Write out the full listing again, exactly as it stands.
-- Start of Records to use --
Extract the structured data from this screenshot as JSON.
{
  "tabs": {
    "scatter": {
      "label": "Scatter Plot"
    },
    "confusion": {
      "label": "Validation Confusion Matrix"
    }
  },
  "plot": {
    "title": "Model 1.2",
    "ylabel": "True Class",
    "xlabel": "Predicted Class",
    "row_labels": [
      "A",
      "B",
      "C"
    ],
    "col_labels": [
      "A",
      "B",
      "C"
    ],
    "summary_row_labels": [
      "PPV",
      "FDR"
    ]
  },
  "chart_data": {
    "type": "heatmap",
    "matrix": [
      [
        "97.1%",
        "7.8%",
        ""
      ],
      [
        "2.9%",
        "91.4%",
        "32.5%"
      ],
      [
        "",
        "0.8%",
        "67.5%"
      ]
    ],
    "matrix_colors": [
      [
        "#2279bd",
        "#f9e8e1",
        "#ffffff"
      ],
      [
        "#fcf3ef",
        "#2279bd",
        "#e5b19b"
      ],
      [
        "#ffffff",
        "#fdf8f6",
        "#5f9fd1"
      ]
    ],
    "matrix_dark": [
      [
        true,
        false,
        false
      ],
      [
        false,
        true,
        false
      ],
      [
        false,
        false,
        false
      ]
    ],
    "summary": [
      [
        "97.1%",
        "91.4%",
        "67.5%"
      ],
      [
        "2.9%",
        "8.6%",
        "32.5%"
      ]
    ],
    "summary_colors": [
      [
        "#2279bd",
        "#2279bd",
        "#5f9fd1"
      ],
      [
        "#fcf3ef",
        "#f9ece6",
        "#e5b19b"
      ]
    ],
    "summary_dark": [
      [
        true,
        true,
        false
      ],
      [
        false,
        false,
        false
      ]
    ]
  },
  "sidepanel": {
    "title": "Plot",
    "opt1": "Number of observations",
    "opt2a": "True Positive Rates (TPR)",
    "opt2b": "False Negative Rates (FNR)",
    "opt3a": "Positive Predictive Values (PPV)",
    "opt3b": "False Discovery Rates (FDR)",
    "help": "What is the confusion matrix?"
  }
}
-- End of Records to use --
* **Correct answer**:
Extract the structured data from this screenshot as JSON.
{
  "tabs": {
    "scatter": {
      "label": "Scatter Plot"
    },
    "confusion": {
      "label": "Validation Confusion Matrix"
    }
  },
  "plot": {
    "title": "Model 1.2",
    "ylabel": "True Class",
    "xlabel": "Predicted Class",
    "row_labels": [
      "A",
      "B",
      "C"
    ],
    "col_labels": [
      "A",
      "B",
      "C"
    ],
    "summary_row_labels": [
      "PPV",
      "FDR"
    ]
  },
  "chart_data": {
    "type": "heatmap",
    "matrix": [
      [
        "97.1%",
        "7.8%",
        ""
      ],
      [
        "2.9%",
        "91.4%",
        "32.5%"
      ],
      [
        "",
        "0.8%",
        "67.5%"
      ]
    ],
    "matrix_colors": [
      [
        "#2279bd",
        "#f9e8e1",
        "#ffffff"
      ],
      [
        "#fcf3ef",
        "#2279bd",
        "#e5b19b"
      ],
      [
        "#ffffff",
        "#fdf8f6",
        "#5f9fd1"
      ]
    ],
    "matrix_dark": [
      [
        true,
        false,
        false
      ],
      [
        false,
        true,
        false
      ],
      [
        false,
        false,
        false
      ]
    ],
    "summary": [
      [
        "97.1%",
        "91.4%",
        "67.5%"
      ],
      [
        "2.9%",
        "8.6%",
        "32.5%"
      ]
    ],
    "summary_colors": [
      [
        "#2279bd",
        "#2279bd",
        "#5f9fd1"
      ],
      [
        "#fcf3ef",
        "#f9ece6",
        "#e5b19b"
      ]
    ],
    "summary_dark": [
      [
        true,
        true,
        false
      ],
      [
        false,
        false,
        false
      ]
    ]
  },
  "sidepanel": {
    "title": "Plot",
    "opt1": "Number of observations",
    "opt2a": "True Positive Rates (TPR)",
    "opt2b": "False Negative Rates (FNR)",
    "opt3a": "Positive Predictive Values (PPV)",
    "opt3b": "False Discovery Rates (FDR)",
    "help": "What is the confusion matrix?"
  }
}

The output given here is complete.